▶ _Objective_:
Can you copy the entire listing below line for line, changing nothing?
+---+
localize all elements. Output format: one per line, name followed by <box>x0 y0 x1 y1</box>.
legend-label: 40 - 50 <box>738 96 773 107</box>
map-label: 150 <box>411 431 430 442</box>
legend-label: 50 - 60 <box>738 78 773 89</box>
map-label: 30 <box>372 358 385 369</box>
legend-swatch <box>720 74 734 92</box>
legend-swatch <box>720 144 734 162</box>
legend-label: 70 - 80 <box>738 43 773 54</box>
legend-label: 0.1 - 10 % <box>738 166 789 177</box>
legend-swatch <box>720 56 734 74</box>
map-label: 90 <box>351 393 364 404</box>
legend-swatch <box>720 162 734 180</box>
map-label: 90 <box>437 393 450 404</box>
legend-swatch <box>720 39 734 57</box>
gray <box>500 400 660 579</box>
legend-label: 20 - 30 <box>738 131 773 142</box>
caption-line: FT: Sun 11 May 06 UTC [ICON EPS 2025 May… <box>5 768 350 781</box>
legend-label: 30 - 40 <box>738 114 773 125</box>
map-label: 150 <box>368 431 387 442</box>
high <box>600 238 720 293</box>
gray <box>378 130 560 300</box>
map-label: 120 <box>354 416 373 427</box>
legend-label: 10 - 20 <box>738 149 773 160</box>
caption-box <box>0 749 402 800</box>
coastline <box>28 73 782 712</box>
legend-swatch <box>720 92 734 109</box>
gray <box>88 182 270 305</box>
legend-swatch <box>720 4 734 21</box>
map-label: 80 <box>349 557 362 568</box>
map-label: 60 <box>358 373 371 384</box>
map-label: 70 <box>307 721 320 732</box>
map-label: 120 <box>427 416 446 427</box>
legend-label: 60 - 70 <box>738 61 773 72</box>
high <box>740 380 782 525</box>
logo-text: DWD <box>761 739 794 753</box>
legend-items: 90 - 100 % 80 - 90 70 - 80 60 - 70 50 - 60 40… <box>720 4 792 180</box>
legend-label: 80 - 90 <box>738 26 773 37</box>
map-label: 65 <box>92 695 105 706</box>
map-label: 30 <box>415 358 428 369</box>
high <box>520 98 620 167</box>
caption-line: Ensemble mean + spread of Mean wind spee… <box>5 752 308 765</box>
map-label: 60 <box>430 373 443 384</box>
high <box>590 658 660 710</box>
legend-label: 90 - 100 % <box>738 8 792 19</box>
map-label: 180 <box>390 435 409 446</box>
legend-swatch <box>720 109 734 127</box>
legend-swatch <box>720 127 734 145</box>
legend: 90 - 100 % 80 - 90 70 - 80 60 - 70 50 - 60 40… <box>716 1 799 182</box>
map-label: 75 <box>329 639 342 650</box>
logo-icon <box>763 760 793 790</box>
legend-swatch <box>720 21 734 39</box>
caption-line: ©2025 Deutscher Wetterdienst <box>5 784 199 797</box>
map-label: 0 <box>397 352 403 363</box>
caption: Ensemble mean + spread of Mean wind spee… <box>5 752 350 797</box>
+---+
▶ _Exercise response_:
localize all elements. Output format: one per line, name followed by <box>x0 y0 x1 y1</box>.
legend-label: 40 - 50 <box>738 96 773 107</box>
map-label: 150 <box>411 431 430 442</box>
legend-label: 50 - 60 <box>738 78 773 89</box>
map-label: 30 <box>372 358 385 369</box>
legend-swatch <box>720 74 734 92</box>
legend-swatch <box>720 144 734 162</box>
legend-label: 70 - 80 <box>738 43 773 54</box>
legend-label: 0.1 - 10 % <box>738 166 789 177</box>
legend-swatch <box>720 56 734 74</box>
map-label: 90 <box>351 393 364 404</box>
legend-swatch <box>720 162 734 180</box>
map-label: 90 <box>437 393 450 404</box>
legend-swatch <box>720 39 734 57</box>
gray <box>500 400 660 579</box>
legend-label: 20 - 30 <box>738 131 773 142</box>
caption-line: FT: Sun 11 May 06 UTC [ICON EPS 2025 May… <box>5 768 350 781</box>
legend-label: 30 - 40 <box>738 114 773 125</box>
map-label: 150 <box>368 431 387 442</box>
high <box>600 238 720 293</box>
gray <box>378 130 560 300</box>
map-label: 120 <box>354 416 373 427</box>
legend-label: 10 - 20 <box>738 149 773 160</box>
caption-box <box>0 749 402 800</box>
coastline <box>28 73 782 712</box>
legend-swatch <box>720 92 734 109</box>
gray <box>88 182 270 305</box>
legend-swatch <box>720 4 734 21</box>
map-label: 80 <box>349 557 362 568</box>
map-label: 60 <box>358 373 371 384</box>
map-label: 70 <box>307 721 320 732</box>
map-label: 120 <box>427 416 446 427</box>
legend-label: 60 - 70 <box>738 61 773 72</box>
high <box>740 380 782 525</box>
logo-text: DWD <box>761 739 794 753</box>
legend-items: 90 - 100 % 80 - 90 70 - 80 60 - 70 50 - 60 40… <box>720 4 792 180</box>
legend-label: 80 - 90 <box>738 26 773 37</box>
map-label: 65 <box>92 695 105 706</box>
map-label: 30 <box>415 358 428 369</box>
high <box>520 98 620 167</box>
caption-line: Ensemble mean + spread of Mean wind spee… <box>5 752 308 765</box>
map-label: 60 <box>430 373 443 384</box>
high <box>590 658 660 710</box>
legend-label: 90 - 100 % <box>738 8 792 19</box>
map-label: 180 <box>390 435 409 446</box>
legend-swatch <box>720 109 734 127</box>
legend-swatch <box>720 127 734 145</box>
legend: 90 - 100 % 80 - 90 70 - 80 60 - 70 50 - 60 40… <box>716 1 799 182</box>
map-label: 75 <box>329 639 342 650</box>
logo-icon <box>763 760 793 790</box>
legend-swatch <box>720 21 734 39</box>
caption-line: ©2025 Deutscher Wetterdienst <box>5 784 199 797</box>
map-label: 0 <box>397 352 403 363</box>
caption: Ensemble mean + spread of Mean wind spee… <box>5 752 350 797</box>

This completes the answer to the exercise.